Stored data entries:
* BEGIN *
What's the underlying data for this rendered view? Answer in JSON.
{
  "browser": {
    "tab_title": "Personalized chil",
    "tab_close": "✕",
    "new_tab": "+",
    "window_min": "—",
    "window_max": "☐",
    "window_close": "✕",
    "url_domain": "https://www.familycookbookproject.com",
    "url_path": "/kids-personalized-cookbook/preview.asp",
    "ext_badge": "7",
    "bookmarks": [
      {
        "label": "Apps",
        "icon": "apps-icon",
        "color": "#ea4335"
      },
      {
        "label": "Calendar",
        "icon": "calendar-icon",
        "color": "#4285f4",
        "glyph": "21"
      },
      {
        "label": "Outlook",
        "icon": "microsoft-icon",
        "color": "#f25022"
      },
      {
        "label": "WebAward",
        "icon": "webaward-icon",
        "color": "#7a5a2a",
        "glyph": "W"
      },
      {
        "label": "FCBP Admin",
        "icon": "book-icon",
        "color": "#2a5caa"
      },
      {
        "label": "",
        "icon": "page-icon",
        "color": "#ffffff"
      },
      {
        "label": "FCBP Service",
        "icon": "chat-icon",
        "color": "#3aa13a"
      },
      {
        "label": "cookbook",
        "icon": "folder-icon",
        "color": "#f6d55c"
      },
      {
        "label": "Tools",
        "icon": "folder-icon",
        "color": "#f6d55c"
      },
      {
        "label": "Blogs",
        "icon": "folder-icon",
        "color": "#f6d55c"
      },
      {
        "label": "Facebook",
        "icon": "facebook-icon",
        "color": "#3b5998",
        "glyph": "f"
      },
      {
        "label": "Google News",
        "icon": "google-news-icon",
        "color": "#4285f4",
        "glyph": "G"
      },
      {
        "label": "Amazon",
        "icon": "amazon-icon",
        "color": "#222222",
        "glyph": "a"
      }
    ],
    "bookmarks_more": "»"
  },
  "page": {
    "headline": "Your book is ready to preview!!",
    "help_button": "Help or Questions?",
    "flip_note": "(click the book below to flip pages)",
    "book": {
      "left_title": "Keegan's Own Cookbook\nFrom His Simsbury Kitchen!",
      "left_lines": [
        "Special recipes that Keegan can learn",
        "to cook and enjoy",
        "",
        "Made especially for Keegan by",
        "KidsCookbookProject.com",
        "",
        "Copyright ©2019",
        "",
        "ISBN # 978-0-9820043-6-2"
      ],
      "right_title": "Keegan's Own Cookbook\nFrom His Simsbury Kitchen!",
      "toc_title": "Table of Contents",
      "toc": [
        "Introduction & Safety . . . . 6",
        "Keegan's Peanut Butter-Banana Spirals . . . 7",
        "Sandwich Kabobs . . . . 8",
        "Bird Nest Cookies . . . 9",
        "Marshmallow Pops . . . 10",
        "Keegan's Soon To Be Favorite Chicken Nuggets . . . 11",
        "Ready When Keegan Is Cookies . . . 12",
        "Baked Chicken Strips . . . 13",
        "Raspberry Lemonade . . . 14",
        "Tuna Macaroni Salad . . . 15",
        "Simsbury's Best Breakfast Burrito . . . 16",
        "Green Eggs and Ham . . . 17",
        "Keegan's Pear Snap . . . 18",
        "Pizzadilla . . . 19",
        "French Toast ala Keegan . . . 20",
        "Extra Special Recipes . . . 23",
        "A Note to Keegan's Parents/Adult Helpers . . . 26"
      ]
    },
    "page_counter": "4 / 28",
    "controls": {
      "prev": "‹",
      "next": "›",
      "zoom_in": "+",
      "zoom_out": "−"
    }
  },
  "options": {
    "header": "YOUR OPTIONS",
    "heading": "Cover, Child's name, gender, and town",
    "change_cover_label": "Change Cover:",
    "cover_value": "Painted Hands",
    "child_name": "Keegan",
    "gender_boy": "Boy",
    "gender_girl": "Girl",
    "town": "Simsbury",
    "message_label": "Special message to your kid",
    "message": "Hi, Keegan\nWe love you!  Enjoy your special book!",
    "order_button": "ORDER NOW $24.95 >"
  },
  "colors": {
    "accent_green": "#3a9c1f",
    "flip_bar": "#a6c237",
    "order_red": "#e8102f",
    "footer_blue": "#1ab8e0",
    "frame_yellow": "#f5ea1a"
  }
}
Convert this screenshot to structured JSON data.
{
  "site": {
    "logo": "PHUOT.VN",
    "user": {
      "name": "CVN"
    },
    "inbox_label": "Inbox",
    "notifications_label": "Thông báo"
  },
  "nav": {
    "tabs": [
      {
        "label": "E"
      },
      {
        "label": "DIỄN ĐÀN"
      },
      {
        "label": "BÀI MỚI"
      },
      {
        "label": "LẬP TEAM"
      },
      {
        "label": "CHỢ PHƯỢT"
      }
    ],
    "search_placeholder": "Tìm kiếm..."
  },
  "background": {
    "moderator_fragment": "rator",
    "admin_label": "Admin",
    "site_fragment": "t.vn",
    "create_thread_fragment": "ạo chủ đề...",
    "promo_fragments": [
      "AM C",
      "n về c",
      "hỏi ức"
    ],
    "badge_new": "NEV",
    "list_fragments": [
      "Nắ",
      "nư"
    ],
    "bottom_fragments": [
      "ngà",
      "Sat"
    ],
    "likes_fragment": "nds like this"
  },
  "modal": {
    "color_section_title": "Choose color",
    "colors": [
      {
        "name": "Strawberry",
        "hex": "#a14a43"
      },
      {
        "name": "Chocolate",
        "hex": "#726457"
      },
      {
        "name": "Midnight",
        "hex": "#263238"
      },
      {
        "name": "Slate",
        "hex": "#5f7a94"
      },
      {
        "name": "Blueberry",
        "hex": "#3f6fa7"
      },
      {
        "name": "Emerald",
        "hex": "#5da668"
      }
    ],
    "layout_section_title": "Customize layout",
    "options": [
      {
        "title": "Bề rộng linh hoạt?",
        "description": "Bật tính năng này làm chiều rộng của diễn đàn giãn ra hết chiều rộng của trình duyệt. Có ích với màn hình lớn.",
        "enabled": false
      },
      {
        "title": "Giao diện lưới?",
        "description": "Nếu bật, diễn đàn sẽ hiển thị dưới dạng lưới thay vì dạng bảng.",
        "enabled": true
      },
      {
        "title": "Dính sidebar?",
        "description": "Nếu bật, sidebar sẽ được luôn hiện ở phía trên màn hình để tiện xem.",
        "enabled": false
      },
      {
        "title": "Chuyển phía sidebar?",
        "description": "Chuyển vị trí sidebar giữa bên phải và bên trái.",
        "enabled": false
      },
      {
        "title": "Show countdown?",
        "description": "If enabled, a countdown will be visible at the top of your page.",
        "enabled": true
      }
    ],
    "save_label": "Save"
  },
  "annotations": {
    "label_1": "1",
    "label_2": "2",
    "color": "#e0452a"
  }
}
* END *
DESCRIPTION OF THE TASK: Return each line that includes "nFrom".

SOLUTION FOR THIS EXERCISE:
      "left_title": "Keegan's Own Cookbook\nFrom His Simsbury Kitchen!",
      "right_title": "Keegan's Own Cookbook\nFrom His Simsbury Kitchen!",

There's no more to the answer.